··· Source data
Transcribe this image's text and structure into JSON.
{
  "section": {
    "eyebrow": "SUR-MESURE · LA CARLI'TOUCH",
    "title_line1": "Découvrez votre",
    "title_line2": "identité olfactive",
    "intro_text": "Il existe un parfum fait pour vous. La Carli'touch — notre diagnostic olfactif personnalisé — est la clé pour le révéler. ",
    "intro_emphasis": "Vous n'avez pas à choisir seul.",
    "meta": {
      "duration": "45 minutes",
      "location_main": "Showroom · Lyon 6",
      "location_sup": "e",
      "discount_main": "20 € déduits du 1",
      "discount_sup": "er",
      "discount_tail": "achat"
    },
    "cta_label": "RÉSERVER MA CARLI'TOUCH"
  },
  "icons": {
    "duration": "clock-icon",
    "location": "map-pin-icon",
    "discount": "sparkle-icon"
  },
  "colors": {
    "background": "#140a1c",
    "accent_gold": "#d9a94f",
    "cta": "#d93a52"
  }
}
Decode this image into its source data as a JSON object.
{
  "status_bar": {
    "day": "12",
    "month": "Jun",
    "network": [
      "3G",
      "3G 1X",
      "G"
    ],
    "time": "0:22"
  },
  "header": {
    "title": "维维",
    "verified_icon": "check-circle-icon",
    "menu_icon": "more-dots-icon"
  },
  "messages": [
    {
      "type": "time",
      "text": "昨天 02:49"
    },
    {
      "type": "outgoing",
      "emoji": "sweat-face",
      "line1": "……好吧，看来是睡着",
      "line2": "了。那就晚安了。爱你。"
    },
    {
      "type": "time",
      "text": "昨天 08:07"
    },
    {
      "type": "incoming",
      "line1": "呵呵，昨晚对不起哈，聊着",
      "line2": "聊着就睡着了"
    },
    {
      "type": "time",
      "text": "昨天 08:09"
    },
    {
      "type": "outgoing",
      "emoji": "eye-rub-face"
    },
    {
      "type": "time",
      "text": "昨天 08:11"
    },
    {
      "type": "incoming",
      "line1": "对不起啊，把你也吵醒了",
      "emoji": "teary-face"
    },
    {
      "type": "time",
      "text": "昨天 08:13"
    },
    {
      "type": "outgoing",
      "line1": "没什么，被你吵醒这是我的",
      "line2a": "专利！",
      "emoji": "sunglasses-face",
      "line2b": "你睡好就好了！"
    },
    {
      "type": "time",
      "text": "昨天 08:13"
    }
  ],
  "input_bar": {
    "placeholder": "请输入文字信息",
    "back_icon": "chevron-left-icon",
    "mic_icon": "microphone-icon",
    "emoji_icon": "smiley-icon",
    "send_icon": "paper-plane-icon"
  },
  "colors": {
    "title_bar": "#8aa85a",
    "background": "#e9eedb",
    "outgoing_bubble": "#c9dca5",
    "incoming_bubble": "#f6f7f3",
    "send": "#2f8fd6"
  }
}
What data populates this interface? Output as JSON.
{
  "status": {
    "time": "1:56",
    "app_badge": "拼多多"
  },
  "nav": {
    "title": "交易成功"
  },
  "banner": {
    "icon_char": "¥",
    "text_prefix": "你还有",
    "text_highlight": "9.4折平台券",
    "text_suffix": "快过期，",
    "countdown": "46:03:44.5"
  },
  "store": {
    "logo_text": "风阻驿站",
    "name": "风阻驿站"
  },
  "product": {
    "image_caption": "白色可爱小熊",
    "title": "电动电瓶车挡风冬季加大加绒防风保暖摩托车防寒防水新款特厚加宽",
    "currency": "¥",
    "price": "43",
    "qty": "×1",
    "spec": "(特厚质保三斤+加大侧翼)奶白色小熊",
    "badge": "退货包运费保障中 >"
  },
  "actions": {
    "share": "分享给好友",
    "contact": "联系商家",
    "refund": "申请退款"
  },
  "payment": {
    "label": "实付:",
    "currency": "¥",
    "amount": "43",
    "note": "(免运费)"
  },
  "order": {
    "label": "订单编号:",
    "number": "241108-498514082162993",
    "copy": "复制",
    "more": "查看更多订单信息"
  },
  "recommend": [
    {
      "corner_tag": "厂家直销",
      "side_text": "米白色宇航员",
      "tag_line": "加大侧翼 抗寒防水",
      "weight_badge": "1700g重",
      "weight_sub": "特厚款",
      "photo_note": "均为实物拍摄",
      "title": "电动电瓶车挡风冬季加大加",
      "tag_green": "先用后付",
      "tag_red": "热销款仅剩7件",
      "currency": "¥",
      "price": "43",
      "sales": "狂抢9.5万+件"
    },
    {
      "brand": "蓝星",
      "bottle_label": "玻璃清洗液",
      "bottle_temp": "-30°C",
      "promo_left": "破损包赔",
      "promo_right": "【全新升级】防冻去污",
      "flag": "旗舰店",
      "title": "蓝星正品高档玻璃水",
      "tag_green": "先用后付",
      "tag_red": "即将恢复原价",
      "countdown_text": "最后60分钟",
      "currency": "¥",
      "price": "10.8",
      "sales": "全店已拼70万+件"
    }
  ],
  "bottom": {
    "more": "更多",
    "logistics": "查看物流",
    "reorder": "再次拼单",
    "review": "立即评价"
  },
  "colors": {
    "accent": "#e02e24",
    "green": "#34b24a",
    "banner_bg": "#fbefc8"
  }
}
······
> **What is required**: Write out every entry again, keeping each line exactly the same.

> **Response**:
Transcribe this image's text and structure into JSON.
{
  "section": {
    "eyebrow": "SUR-MESURE · LA CARLI'TOUCH",
    "title_line1": "Découvrez votre",
    "title_line2": "identité olfactive",
    "intro_text": "Il existe un parfum fait pour vous. La Carli'touch — notre diagnostic olfactif personnalisé — est la clé pour le révéler. ",
    "intro_emphasis": "Vous n'avez pas à choisir seul.",
    "meta": {
      "duration": "45 minutes",
      "location_main": "Showroom · Lyon 6",
      "location_sup": "e",
      "discount_main": "20 € déduits du 1",
      "discount_sup": "er",
      "discount_tail": "achat"
    },
    "cta_label": "RÉSERVER MA CARLI'TOUCH"
  },
  "icons": {
    "duration": "clock-icon",
    "location": "map-pin-icon",
    "discount": "sparkle-icon"
  },
  "colors": {
    "background": "#140a1c",
    "accent_gold": "#d9a94f",
    "cta": "#d93a52"
  }
}
Decode this image into its source data as a JSON object.
{
  "status_bar": {
    "day": "12",
    "month": "Jun",
    "network": [
      "3G",
      "3G 1X",
      "G"
    ],
    "time": "0:22"
  },
  "header": {
    "title": "维维",
    "verified_icon": "check-circle-icon",
    "menu_icon": "more-dots-icon"
  },
  "messages": [
    {
      "type": "time",
      "text": "昨天 02:49"
    },
    {
      "type": "outgoing",
      "emoji": "sweat-face",
      "line1": "……好吧，看来是睡着",
      "line2": "了。那就晚安了。爱你。"
    },
    {
      "type": "time",
      "text": "昨天 08:07"
    },
    {
      "type": "incoming",
      "line1": "呵呵，昨晚对不起哈，聊着",
      "line2": "聊着就睡着了"
    },
    {
      "type": "time",
      "text": "昨天 08:09"
    },
    {
      "type": "outgoing",
      "emoji": "eye-rub-face"
    },
    {
      "type": "time",
      "text": "昨天 08:11"
    },
    {
      "type": "incoming",
      "line1": "对不起啊，把你也吵醒了",
      "emoji": "teary-face"
    },
    {
      "type": "time",
      "text": "昨天 08:13"
    },
    {
      "type": "outgoing",
      "line1": "没什么，被你吵醒这是我的",
      "line2a": "专利！",
      "emoji": "sunglasses-face",
      "line2b": "你睡好就好了！"
    },
    {
      "type": "time",
      "text": "昨天 08:13"
    }
  ],
  "input_bar": {
    "placeholder": "请输入文字信息",
    "back_icon": "chevron-left-icon",
    "mic_icon": "microphone-icon",
    "emoji_icon": "smiley-icon",
    "send_icon": "paper-plane-icon"
  },
  "colors": {
    "title_bar": "#8aa85a",
    "background": "#e9eedb",
    "outgoing_bubble": "#c9dca5",
    "incoming_bubble": "#f6f7f3",
    "send": "#2f8fd6"
  }
}
What data populates this interface? Output as JSON.
{
  "status": {
    "time": "1:56",
    "app_badge": "拼多多"
  },
  "nav": {
    "title": "交易成功"
  },
  "banner": {
    "icon_char": "¥",
    "text_prefix": "你还有",
    "text_highlight": "9.4折平台券",
    "text_suffix": "快过期，",
    "countdown": "46:03:44.5"
  },
  "store": {
    "logo_text": "风阻驿站",
    "name": "风阻驿站"
  },
  "product": {
    "image_caption": "白色可爱小熊",
    "title": "电动电瓶车挡风冬季加大加绒防风保暖摩托车防寒防水新款特厚加宽",
    "currency": "¥",
    "price": "43",
    "qty": "×1",
    "spec": "(特厚质保三斤+加大侧翼)奶白色小熊",
    "badge": "退货包运费保障中 >"
  },
  "actions": {
    "share": "分享给好友",
    "contact": "联系商家",
    "refund": "申请退款"
  },
  "payment": {
    "label": "实付:",
    "currency": "¥",
    "amount": "43",
    "note": "(免运费)"
  },
  "order": {
    "label": "订单编号:",
    "number": "241108-498514082162993",
    "copy": "复制",
    "more": "查看更多订单信息"
  },
  "recommend": [
    {
      "corner_tag": "厂家直销",
      "side_text": "米白色宇航员",
      "tag_line": "加大侧翼 抗寒防水",
      "weight_badge": "1700g重",
      "weight_sub": "特厚款",
      "photo_note": "均为实物拍摄",
      "title": "电动电瓶车挡风冬季加大加",
      "tag_green": "先用后付",
      "tag_red": "热销款仅剩7件",
      "currency": "¥",
      "price": "43",
      "sales": "狂抢9.5万+件"
    },
    {
      "brand": "蓝星",
      "bottle_label": "玻璃清洗液",
      "bottle_temp": "-30°C",
      "promo_left": "破损包赔",
      "promo_right": "【全新升级】防冻去污",
      "flag": "旗舰店",
      "title": "蓝星正品高档玻璃水",
      "tag_green": "先用后付",
      "tag_red": "即将恢复原价",
      "countdown_text": "最后60分钟",
      "currency": "¥",
      "price": "10.8",
      "sales": "全店已拼70万+件"
    }
  ],
  "bottom": {
    "more": "更多",
    "logistics": "查看物流",
    "reorder": "再次拼单",
    "review": "立即评价"
  },
  "colors": {
    "accent": "#e02e24",
    "green": "#34b24a",
    "banner_bg": "#fbefc8"
  }
}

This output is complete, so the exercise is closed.